__DIRECTIONS FOR THIS TASK__
Convert every line of the listing below into a JSON list of strings, with one string per line and blank lines omitted.

── SOURCE DATA

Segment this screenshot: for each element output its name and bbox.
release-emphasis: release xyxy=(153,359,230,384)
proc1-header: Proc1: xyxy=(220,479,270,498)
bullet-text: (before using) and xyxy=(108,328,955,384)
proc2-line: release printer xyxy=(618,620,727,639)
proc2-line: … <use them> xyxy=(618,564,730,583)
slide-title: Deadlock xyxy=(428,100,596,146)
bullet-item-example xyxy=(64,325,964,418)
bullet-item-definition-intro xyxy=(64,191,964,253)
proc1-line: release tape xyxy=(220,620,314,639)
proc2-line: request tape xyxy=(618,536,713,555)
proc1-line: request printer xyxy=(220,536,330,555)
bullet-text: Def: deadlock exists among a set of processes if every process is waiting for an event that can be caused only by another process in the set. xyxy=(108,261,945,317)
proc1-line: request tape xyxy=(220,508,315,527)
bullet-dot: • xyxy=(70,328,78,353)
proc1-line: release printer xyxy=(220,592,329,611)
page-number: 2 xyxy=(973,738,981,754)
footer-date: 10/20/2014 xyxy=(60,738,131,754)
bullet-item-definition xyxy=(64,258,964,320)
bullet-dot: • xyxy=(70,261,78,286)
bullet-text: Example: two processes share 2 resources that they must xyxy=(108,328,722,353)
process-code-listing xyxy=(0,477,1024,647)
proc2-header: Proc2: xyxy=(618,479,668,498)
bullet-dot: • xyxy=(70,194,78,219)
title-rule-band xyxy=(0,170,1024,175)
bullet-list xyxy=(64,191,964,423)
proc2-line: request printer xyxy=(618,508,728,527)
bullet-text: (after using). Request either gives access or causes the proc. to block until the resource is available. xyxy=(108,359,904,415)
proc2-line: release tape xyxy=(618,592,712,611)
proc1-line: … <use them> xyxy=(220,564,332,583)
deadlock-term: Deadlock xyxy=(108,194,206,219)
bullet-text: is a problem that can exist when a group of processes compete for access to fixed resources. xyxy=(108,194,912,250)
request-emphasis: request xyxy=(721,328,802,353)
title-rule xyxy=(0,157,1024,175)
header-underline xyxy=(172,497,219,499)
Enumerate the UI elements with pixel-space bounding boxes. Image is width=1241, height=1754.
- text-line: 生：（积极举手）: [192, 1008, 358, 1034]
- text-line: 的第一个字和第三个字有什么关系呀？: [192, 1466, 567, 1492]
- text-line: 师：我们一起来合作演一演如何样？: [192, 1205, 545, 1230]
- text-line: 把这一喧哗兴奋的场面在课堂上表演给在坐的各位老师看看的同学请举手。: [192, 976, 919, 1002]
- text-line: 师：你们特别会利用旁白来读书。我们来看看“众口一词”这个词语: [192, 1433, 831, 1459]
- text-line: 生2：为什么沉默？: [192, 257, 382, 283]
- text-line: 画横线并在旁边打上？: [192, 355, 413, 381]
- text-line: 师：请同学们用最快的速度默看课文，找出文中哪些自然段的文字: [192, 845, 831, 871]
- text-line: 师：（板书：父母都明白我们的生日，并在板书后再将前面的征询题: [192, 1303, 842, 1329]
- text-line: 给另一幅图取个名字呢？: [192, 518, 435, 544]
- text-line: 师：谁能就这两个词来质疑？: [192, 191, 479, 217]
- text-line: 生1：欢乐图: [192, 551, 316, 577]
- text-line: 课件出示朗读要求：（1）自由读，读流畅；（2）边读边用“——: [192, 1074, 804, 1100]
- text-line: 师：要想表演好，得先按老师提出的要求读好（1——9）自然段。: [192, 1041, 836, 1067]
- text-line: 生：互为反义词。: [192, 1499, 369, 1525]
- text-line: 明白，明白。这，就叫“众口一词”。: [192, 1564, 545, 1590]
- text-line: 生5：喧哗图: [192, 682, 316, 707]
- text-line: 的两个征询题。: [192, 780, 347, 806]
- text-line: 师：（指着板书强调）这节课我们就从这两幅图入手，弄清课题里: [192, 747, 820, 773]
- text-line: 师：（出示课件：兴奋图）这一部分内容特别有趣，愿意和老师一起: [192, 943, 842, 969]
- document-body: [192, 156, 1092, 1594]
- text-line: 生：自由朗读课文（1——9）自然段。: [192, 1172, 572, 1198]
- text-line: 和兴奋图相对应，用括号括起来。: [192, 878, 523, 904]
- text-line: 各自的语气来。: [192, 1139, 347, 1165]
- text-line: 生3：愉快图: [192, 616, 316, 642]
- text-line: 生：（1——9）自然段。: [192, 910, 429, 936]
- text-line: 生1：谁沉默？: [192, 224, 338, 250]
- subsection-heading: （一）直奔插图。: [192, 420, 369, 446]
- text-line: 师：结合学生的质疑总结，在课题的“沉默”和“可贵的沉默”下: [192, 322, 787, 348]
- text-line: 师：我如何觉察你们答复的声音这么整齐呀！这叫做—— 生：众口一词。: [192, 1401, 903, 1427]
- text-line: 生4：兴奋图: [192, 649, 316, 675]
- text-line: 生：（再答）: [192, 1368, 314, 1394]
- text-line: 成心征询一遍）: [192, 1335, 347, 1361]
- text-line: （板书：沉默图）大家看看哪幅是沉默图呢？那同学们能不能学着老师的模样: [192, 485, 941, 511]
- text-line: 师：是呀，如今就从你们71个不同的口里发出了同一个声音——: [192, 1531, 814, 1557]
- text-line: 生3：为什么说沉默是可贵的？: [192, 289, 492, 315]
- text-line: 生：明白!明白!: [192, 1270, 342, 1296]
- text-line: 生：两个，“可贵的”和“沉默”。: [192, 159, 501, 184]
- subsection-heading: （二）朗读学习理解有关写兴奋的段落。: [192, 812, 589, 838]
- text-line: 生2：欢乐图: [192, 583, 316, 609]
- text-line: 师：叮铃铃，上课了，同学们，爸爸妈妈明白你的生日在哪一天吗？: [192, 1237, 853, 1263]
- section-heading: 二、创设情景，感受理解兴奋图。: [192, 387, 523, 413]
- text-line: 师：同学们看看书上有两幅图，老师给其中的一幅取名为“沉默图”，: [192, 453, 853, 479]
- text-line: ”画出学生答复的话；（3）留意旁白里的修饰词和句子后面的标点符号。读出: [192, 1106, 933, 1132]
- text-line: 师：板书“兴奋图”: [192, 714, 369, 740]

────

__EXERCISE ANSWER__
[
  "Segment this screenshot: for each element output its name and bbox.",
  "release-emphasis: release xyxy=(153,359,230,384)",
  "proc1-header: Proc1: xyxy=(220,479,270,498)",
  "bullet-text: (before using) and xyxy=(108,328,955,384)",
  "proc2-line: release printer xyxy=(618,620,727,639)",
  "proc2-line: … <use them> xyxy=(618,564,730,583)",
  "slide-title: Deadlock xyxy=(428,100,596,146)",
  "bullet-item-example xyxy=(64,325,964,418)",
  "bullet-item-definition-intro xyxy=(64,191,964,253)",
  "proc1-line: release tape xyxy=(220,620,314,639)",
  "proc2-line: request tape xyxy=(618,536,713,555)",
  "proc1-line: request printer xyxy=(220,536,330,555)",
  "bullet-text: Def: deadlock exists among a set of processes if every process is waiting for an event that can be caused only by another process in the set. xyxy=(108,261,945,317)",
  "proc1-line: request tape xyxy=(220,508,315,527)",
  "bullet-dot: • xyxy=(70,328,78,353)",
  "proc1-line: release printer xyxy=(220,592,329,611)",
  "page-number: 2 xyxy=(973,738,981,754)",
  "footer-date: 10/20/2014 xyxy=(60,738,131,754)",
  "bullet-item-definition xyxy=(64,258,964,320)",
  "bullet-dot: • xyxy=(70,261,78,286)",
  "bullet-text: Example: two processes share 2 resources that they must xyxy=(108,328,722,353)",
  "process-code-listing xyxy=(0,477,1024,647)",
  "proc2-header: Proc2: xyxy=(618,479,668,498)",
  "bullet-dot: • xyxy=(70,194,78,219)",
  "title-rule-band xyxy=(0,170,1024,175)",
  "bullet-list xyxy=(64,191,964,423)",
  "proc2-line: request printer xyxy=(618,508,728,527)",
  "bullet-text: (after using). Request either gives access or causes the proc. to block until the resource is available. xyxy=(108,359,904,415)",
  "proc2-line: release tape xyxy=(618,592,712,611)",
  "proc1-line: … <use them> xyxy=(220,564,332,583)",
  "deadlock-term: Deadlock xyxy=(108,194,206,219)",
  "bullet-text: is a problem that can exist when a group of processes compete for access to fixed resources. xyxy=(108,194,912,250)",
  "request-emphasis: request xyxy=(721,328,802,353)",
  "title-rule xyxy=(0,157,1024,175)",
  "header-underline xyxy=(172,497,219,499)",
  "Enumerate the UI elements with pixel-space bounding boxes. Image is width=1241, height=1754.",
  "- text-line: 生：（积极举手）: [192, 1008, 358, 1034]",
  "- text-line: 的第一个字和第三个字有什么关系呀？: [192, 1466, 567, 1492]",
  "- text-line: 师：我们一起来合作演一演如何样？: [192, 1205, 545, 1230]",
  "- text-line: 把这一喧哗兴奋的场面在课堂上表演给在坐的各位老师看看的同学请举手。: [192, 976, 919, 1002]",
  "- text-line: 师：你们特别会利用旁白来读书。我们来看看“众口一词”这个词语: [192, 1433, 831, 1459]",
  "- text-line: 生2：为什么沉默？: [192, 257, 382, 283]",
  "- text-line: 画横线并在旁边打上？: [192, 355, 413, 381]",
  "- text-line: 师：请同学们用最快的速度默看课文，找出文中哪些自然段的文字: [192, 845, 831, 871]",
  "- text-line: 师：（板书：父母都明白我们的生日，并在板书后再将前面的征询题: [192, 1303, 842, 1329]",
  "- text-line: 给另一幅图取个名字呢？: [192, 518, 435, 544]",
  "- text-line: 师：谁能就这两个词来质疑？: [192, 191, 479, 217]",
  "- text-line: 生1：欢乐图: [192, 551, 316, 577]",
  "- text-line: 课件出示朗读要求：（1）自由读，读流畅；（2）边读边用“——: [192, 1074, 804, 1100]",
  "- text-line: 师：要想表演好，得先按老师提出的要求读好（1——9）自然段。: [192, 1041, 836, 1067]",
  "- text-line: 生：互为反义词。: [192, 1499, 369, 1525]",
  "- text-line: 明白，明白。这，就叫“众口一词”。: [192, 1564, 545, 1590]",
  "- text-line: 生5：喧哗图: [192, 682, 316, 707]",
  "- text-line: 的两个征询题。: [192, 780, 347, 806]",
  "- text-line: 师：（指着板书强调）这节课我们就从这两幅图入手，弄清课题里: [192, 747, 820, 773]",
  "- text-line: 师：（出示课件：兴奋图）这一部分内容特别有趣，愿意和老师一起: [192, 943, 842, 969]",
  "- document-body: [192, 156, 1092, 1594]",
  "- text-line: 生：自由朗读课文（1——9）自然段。: [192, 1172, 572, 1198]",
  "- text-line: 和兴奋图相对应，用括号括起来。: [192, 878, 523, 904]",
  "- text-line: 各自的语气来。: [192, 1139, 347, 1165]",
  "- text-line: 生3：愉快图: [192, 616, 316, 642]",
  "- text-line: 生：（1——9）自然段。: [192, 910, 429, 936]",
  "- text-line: 生1：谁沉默？: [192, 224, 338, 250]",
  "- subsection-heading: （一）直奔插图。: [192, 420, 369, 446]",
  "- text-line: 师：结合学生的质疑总结，在课题的“沉默”和“可贵的沉默”下: [192, 322, 787, 348]",
  "- text-line: 师：我如何觉察你们答复的声音这么整齐呀！这叫做—— 生：众口一词。: [192, 1401, 903, 1427]",
  "- text-line: 生4：兴奋图: [192, 649, 316, 675]",
  "- text-line: 生：（再答）: [192, 1368, 314, 1394]",
  "- text-line: 成心征询一遍）: [192, 1335, 347, 1361]",
  "- text-line: （板书：沉默图）大家看看哪幅是沉默图呢？那同学们能不能学着老师的模样: [192, 485, 941, 511]",
  "- text-line: 师：是呀，如今就从你们71个不同的口里发出了同一个声音——: [192, 1531, 814, 1557]",
  "- text-line: 生3：为什么说沉默是可贵的？: [192, 289, 492, 315]",
  "- text-line: 生：明白!明白!: [192, 1270, 342, 1296]",
  "- text-line: 生：两个，“可贵的”和“沉默”。: [192, 159, 501, 184]",
  "- subsection-heading: （二）朗读学习理解有关写兴奋的段落。: [192, 812, 589, 838]",
  "- text-line: 生2：欢乐图: [192, 583, 316, 609]",
  "- text-line: 师：叮铃铃，上课了，同学们，爸爸妈妈明白你的生日在哪一天吗？: [192, 1237, 853, 1263]",
  "- section-heading: 二、创设情景，感受理解兴奋图。: [192, 387, 523, 413]",
  "- text-line: 师：同学们看看书上有两幅图，老师给其中的一幅取名为“沉默图”，: [192, 453, 853, 479]",
  "- text-line: ”画出学生答复的话；（3）留意旁白里的修饰词和句子后面的标点符号。读出: [192, 1106, 933, 1132]",
  "- text-line: 师：板书“兴奋图”: [192, 714, 369, 740]"
]